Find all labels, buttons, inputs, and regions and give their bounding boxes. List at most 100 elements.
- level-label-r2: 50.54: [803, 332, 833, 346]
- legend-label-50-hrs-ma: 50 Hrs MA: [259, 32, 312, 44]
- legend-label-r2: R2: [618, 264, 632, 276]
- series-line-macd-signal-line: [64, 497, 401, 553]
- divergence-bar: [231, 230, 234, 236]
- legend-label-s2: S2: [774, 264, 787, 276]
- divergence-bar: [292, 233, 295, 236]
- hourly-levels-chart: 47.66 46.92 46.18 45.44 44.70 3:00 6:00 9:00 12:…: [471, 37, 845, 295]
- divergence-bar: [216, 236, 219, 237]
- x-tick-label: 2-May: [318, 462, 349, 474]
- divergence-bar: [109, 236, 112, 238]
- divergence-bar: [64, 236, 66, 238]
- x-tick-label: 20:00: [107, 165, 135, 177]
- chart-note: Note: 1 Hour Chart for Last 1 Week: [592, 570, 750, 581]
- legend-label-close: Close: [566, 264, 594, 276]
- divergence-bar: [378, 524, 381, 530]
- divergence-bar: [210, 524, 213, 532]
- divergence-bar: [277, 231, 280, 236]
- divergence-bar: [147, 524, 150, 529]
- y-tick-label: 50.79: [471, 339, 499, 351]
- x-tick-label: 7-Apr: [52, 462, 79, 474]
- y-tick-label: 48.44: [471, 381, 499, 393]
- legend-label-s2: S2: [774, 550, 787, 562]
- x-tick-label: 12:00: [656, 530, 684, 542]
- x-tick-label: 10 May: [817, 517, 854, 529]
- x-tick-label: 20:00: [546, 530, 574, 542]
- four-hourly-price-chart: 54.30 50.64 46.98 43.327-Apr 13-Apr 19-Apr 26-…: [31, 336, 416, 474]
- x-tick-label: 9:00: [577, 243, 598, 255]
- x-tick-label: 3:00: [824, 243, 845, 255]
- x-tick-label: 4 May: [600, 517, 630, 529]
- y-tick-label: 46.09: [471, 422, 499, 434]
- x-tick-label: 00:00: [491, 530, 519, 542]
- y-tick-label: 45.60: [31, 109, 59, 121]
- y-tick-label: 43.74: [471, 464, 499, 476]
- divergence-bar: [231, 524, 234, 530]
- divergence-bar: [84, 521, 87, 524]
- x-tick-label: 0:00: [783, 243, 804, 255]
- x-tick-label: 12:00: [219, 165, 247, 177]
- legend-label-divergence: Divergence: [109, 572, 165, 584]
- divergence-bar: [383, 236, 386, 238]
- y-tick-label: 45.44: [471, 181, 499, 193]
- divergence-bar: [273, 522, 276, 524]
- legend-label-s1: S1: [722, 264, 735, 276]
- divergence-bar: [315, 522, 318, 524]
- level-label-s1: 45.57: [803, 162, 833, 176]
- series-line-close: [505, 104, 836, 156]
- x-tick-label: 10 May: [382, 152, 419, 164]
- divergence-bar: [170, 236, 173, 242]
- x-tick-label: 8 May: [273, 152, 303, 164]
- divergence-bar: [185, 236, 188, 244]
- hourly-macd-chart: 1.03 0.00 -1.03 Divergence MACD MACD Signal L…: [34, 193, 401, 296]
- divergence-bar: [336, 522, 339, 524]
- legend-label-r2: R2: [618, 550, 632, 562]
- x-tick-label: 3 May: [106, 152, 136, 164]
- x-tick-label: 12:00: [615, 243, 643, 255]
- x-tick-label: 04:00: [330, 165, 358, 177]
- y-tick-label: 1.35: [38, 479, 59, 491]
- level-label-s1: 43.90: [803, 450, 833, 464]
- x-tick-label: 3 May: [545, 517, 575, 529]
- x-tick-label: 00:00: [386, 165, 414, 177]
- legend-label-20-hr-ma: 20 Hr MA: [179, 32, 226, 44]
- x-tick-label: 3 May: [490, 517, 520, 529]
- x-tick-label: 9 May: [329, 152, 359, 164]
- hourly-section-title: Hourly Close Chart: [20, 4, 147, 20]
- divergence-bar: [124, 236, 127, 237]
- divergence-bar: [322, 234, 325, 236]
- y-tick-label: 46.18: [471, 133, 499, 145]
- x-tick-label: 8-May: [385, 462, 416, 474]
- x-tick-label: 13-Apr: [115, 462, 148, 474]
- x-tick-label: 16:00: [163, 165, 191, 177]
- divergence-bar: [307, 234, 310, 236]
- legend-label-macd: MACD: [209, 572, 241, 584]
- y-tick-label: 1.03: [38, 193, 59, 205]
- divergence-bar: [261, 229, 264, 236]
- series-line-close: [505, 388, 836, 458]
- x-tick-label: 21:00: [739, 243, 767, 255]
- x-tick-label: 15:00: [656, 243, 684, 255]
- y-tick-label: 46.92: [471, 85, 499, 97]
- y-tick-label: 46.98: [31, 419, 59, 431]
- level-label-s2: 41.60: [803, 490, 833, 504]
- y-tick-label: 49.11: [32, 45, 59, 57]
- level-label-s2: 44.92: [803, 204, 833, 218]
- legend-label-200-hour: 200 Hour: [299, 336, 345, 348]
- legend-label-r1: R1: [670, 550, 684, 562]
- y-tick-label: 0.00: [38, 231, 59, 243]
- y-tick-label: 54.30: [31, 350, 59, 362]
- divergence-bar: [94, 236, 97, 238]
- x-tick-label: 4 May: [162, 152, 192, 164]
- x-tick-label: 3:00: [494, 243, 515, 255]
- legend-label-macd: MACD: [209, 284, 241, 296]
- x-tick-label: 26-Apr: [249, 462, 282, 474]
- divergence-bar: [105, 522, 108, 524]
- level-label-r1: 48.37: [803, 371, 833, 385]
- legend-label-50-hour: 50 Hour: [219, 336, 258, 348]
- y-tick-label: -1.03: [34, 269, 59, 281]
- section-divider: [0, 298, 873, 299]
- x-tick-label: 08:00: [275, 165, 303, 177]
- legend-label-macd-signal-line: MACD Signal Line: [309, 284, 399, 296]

◆ **Objective**:
Retype every row above without changing a single character.

◆ **Solved problem**:
Find all labels, buttons, inputs, and regions and give their bounding boxes. List at most 100 elements.
- level-label-r2: 50.54: [803, 332, 833, 346]
- legend-label-50-hrs-ma: 50 Hrs MA: [259, 32, 312, 44]
- legend-label-r2: R2: [618, 264, 632, 276]
- series-line-macd-signal-line: [64, 497, 401, 553]
- divergence-bar: [231, 230, 234, 236]
- legend-label-s2: S2: [774, 264, 787, 276]
- divergence-bar: [292, 233, 295, 236]
- hourly-levels-chart: 47.66 46.92 46.18 45.44 44.70 3:00 6:00 9:00 12:…: [471, 37, 845, 295]
- divergence-bar: [216, 236, 219, 237]
- x-tick-label: 2-May: [318, 462, 349, 474]
- divergence-bar: [109, 236, 112, 238]
- divergence-bar: [64, 236, 66, 238]
- x-tick-label: 20:00: [107, 165, 135, 177]
- chart-note: Note: 1 Hour Chart for Last 1 Week: [592, 570, 750, 581]
- legend-label-close: Close: [566, 264, 594, 276]
- divergence-bar: [378, 524, 381, 530]
- divergence-bar: [210, 524, 213, 532]
- divergence-bar: [277, 231, 280, 236]
- divergence-bar: [147, 524, 150, 529]
- y-tick-label: 50.79: [471, 339, 499, 351]
- x-tick-label: 7-Apr: [52, 462, 79, 474]
- y-tick-label: 48.44: [471, 381, 499, 393]
- legend-label-s2: S2: [774, 550, 787, 562]
- x-tick-label: 12:00: [656, 530, 684, 542]
- x-tick-label: 10 May: [817, 517, 854, 529]
- x-tick-label: 20:00: [546, 530, 574, 542]
- four-hourly-price-chart: 54.30 50.64 46.98 43.327-Apr 13-Apr 19-Apr 26-…: [31, 336, 416, 474]
- x-tick-label: 9:00: [577, 243, 598, 255]
- x-tick-label: 3:00: [824, 243, 845, 255]
- x-tick-label: 4 May: [600, 517, 630, 529]
- y-tick-label: 46.09: [471, 422, 499, 434]
- x-tick-label: 00:00: [491, 530, 519, 542]
- y-tick-label: 45.60: [31, 109, 59, 121]
- y-tick-label: 43.74: [471, 464, 499, 476]
- divergence-bar: [231, 524, 234, 530]
- divergence-bar: [84, 521, 87, 524]
- x-tick-label: 0:00: [783, 243, 804, 255]
- x-tick-label: 12:00: [219, 165, 247, 177]
- legend-label-divergence: Divergence: [109, 572, 165, 584]
- divergence-bar: [383, 236, 386, 238]
- y-tick-label: 45.44: [471, 181, 499, 193]
- divergence-bar: [273, 522, 276, 524]
- legend-label-s1: S1: [722, 264, 735, 276]
- divergence-bar: [315, 522, 318, 524]
- level-label-s1: 45.57: [803, 162, 833, 176]
- series-line-close: [505, 104, 836, 156]
- x-tick-label: 10 May: [382, 152, 419, 164]
- divergence-bar: [170, 236, 173, 242]
- x-tick-label: 8 May: [273, 152, 303, 164]
- divergence-bar: [185, 236, 188, 244]
- hourly-macd-chart: 1.03 0.00 -1.03 Divergence MACD MACD Signal L…: [34, 193, 401, 296]
- divergence-bar: [336, 522, 339, 524]
- legend-label-r2: R2: [618, 550, 632, 562]
- x-tick-label: 3 May: [106, 152, 136, 164]
- x-tick-label: 12:00: [615, 243, 643, 255]
- x-tick-label: 04:00: [330, 165, 358, 177]
- y-tick-label: 1.35: [38, 479, 59, 491]
- level-label-s1: 43.90: [803, 450, 833, 464]
- x-tick-label: 3 May: [545, 517, 575, 529]
- x-tick-label: 00:00: [386, 165, 414, 177]
- legend-label-20-hr-ma: 20 Hr MA: [179, 32, 226, 44]
- x-tick-label: 3 May: [490, 517, 520, 529]
- x-tick-label: 9 May: [329, 152, 359, 164]
- hourly-section-title: Hourly Close Chart: [20, 4, 147, 20]
- divergence-bar: [124, 236, 127, 237]
- divergence-bar: [322, 234, 325, 236]
- y-tick-label: 46.18: [471, 133, 499, 145]
- x-tick-label: 8-May: [385, 462, 416, 474]
- x-tick-label: 13-Apr: [115, 462, 148, 474]
- x-tick-label: 16:00: [163, 165, 191, 177]
- divergence-bar: [307, 234, 310, 236]
- legend-label-macd: MACD: [209, 572, 241, 584]
- y-tick-label: 1.03: [38, 193, 59, 205]
- divergence-bar: [261, 229, 264, 236]
- series-line-close: [505, 388, 836, 458]
- x-tick-label: 21:00: [739, 243, 767, 255]
- x-tick-label: 15:00: [656, 243, 684, 255]
- y-tick-label: 46.92: [471, 85, 499, 97]
- y-tick-label: 46.98: [31, 419, 59, 431]
- level-label-s2: 41.60: [803, 490, 833, 504]
- y-tick-label: 49.11: [32, 45, 59, 57]
- level-label-s2: 44.92: [803, 204, 833, 218]
- legend-label-200-hour: 200 Hour: [299, 336, 345, 348]
- legend-label-r1: R1: [670, 550, 684, 562]
- y-tick-label: 0.00: [38, 231, 59, 243]
- y-tick-label: 54.30: [31, 350, 59, 362]
- divergence-bar: [94, 236, 97, 238]
- x-tick-label: 4 May: [162, 152, 192, 164]
- x-tick-label: 3:00: [494, 243, 515, 255]
- legend-label-macd: MACD: [209, 284, 241, 296]
- x-tick-label: 26-Apr: [249, 462, 282, 474]
- divergence-bar: [105, 522, 108, 524]
- level-label-r1: 48.37: [803, 371, 833, 385]
- legend-label-50-hour: 50 Hour: [219, 336, 258, 348]
- y-tick-label: -1.03: [34, 269, 59, 281]
- section-divider: [0, 298, 873, 299]
- x-tick-label: 08:00: [275, 165, 303, 177]
- legend-label-macd-signal-line: MACD Signal Line: [309, 284, 399, 296]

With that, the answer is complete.